> [STATED EXERCISE]:
From the entries below, copy every line holding the word "corrigées".
## START PROVIDED DATA
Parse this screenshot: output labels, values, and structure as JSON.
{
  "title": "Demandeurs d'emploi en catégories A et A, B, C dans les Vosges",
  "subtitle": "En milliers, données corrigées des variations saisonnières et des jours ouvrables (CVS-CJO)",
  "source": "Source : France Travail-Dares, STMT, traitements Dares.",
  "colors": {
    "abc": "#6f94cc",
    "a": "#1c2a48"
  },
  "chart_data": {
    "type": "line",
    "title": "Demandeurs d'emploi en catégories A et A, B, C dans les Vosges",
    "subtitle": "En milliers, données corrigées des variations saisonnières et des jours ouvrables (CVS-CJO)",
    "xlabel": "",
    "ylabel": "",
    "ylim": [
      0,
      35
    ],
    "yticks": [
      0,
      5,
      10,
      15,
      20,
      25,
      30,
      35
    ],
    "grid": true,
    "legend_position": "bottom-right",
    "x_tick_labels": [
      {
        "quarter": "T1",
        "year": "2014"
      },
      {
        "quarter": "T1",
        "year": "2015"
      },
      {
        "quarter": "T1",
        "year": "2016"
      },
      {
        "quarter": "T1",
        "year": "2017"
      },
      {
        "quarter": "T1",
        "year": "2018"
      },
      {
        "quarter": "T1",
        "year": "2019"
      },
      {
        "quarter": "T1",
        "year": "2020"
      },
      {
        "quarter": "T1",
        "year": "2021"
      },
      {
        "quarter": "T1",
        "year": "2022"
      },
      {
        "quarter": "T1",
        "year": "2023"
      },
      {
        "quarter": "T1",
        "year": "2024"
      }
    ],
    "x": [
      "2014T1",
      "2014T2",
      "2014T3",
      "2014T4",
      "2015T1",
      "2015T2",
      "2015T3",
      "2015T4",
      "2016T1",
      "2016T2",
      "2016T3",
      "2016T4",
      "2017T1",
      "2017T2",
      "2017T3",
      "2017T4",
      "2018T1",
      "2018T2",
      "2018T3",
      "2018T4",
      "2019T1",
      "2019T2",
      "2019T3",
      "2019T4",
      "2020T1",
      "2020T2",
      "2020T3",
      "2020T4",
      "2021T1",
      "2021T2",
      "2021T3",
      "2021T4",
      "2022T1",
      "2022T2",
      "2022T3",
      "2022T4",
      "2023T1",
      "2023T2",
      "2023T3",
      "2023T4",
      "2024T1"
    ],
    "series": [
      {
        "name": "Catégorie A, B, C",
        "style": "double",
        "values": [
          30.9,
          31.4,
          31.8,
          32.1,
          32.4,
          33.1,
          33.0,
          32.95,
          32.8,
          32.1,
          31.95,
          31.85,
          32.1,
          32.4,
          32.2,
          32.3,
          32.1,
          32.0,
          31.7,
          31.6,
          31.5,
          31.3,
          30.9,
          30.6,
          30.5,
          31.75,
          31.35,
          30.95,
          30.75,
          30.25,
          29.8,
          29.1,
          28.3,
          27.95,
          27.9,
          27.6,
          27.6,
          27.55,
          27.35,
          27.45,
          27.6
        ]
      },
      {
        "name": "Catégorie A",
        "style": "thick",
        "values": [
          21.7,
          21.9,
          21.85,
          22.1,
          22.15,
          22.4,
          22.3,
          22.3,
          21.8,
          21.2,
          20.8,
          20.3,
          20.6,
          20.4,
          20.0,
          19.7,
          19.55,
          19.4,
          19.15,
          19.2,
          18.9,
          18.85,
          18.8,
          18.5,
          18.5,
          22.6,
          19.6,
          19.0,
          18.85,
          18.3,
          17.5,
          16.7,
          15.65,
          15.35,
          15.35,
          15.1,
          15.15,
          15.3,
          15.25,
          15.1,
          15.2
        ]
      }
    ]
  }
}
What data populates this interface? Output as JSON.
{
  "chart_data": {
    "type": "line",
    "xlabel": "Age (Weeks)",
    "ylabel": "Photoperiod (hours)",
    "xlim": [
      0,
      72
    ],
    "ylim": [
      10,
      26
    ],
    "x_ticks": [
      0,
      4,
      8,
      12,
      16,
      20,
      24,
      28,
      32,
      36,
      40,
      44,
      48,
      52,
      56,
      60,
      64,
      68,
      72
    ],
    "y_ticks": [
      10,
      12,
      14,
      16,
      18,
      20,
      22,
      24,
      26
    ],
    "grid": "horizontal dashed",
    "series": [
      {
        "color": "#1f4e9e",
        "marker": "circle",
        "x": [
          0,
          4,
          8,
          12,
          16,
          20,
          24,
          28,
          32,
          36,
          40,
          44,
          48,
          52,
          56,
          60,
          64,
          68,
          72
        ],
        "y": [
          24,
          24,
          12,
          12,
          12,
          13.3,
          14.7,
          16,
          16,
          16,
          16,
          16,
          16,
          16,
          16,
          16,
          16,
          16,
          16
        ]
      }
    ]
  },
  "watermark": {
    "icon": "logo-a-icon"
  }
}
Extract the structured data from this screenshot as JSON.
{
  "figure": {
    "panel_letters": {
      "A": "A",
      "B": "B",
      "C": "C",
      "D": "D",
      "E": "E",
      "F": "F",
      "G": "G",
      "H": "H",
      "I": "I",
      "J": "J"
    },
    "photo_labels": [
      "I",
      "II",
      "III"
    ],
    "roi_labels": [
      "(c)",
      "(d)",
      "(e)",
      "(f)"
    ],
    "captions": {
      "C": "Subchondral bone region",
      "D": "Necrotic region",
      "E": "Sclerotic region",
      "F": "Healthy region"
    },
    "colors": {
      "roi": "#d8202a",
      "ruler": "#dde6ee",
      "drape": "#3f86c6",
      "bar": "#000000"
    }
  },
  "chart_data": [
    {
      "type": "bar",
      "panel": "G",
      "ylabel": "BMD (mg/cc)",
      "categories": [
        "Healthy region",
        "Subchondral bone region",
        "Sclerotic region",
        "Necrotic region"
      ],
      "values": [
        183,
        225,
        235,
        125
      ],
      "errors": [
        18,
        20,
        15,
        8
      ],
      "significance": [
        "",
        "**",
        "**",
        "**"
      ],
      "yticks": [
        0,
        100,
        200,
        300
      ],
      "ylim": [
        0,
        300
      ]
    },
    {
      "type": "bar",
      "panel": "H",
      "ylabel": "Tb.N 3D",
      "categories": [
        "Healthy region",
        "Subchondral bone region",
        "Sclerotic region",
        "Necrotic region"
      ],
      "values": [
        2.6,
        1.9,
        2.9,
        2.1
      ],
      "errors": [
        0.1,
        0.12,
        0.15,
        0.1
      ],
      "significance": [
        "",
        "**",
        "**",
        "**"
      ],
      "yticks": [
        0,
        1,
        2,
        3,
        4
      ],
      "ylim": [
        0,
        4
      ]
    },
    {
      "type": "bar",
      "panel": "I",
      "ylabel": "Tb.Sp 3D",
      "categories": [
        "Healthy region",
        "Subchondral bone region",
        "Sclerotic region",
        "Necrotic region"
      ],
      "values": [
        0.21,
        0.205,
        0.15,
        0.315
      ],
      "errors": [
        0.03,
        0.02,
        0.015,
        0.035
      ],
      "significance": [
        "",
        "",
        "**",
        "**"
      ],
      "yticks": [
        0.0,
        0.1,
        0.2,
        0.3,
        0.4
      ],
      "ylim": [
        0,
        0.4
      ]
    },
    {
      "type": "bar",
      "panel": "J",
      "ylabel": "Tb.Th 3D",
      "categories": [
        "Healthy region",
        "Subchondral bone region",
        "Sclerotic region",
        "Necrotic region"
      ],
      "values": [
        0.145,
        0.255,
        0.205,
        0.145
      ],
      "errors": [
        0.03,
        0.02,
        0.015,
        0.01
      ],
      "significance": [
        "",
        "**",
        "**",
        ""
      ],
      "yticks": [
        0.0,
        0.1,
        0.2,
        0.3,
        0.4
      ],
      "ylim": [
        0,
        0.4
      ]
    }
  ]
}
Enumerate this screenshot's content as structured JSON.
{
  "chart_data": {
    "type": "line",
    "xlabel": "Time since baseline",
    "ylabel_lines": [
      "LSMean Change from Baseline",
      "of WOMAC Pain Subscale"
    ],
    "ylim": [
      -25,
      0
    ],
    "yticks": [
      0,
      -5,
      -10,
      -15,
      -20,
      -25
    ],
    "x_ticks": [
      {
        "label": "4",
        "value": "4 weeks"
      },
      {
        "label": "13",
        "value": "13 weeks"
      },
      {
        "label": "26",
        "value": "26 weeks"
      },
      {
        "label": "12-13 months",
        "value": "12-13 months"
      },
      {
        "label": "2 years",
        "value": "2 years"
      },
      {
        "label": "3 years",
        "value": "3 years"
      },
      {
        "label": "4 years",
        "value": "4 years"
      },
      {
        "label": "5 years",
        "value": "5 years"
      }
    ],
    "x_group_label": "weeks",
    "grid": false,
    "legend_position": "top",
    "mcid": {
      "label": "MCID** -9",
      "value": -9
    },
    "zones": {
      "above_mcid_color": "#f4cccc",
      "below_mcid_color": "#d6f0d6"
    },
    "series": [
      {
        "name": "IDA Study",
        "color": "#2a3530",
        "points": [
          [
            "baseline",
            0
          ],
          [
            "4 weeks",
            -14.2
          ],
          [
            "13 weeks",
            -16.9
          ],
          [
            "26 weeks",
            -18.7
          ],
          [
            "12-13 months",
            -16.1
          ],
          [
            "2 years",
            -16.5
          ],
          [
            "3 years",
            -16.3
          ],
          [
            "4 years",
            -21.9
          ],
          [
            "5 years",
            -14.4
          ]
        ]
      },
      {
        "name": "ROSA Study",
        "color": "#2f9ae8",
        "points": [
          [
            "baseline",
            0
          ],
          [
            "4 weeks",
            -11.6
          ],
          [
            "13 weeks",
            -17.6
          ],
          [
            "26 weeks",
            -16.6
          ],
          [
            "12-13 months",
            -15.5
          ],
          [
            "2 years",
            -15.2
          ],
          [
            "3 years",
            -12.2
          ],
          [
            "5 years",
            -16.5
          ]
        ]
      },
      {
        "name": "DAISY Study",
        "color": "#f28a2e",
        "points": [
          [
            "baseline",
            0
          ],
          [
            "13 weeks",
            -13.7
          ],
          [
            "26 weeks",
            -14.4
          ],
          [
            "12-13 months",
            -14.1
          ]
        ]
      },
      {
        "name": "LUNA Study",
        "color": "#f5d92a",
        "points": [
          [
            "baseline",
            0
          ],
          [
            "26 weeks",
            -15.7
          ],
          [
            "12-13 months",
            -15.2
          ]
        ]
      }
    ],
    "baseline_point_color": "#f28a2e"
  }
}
## END PROVIDED DATA
> [RESULT OF THE EXERCISE]:
  "subtitle": "En milliers, données corrigées des variations saisonnières et des jours ouvrables (CVS-CJO)",
    "subtitle": "En milliers, données corrigées des variations saisonnières et des jours ouvrables (CVS-CJO)",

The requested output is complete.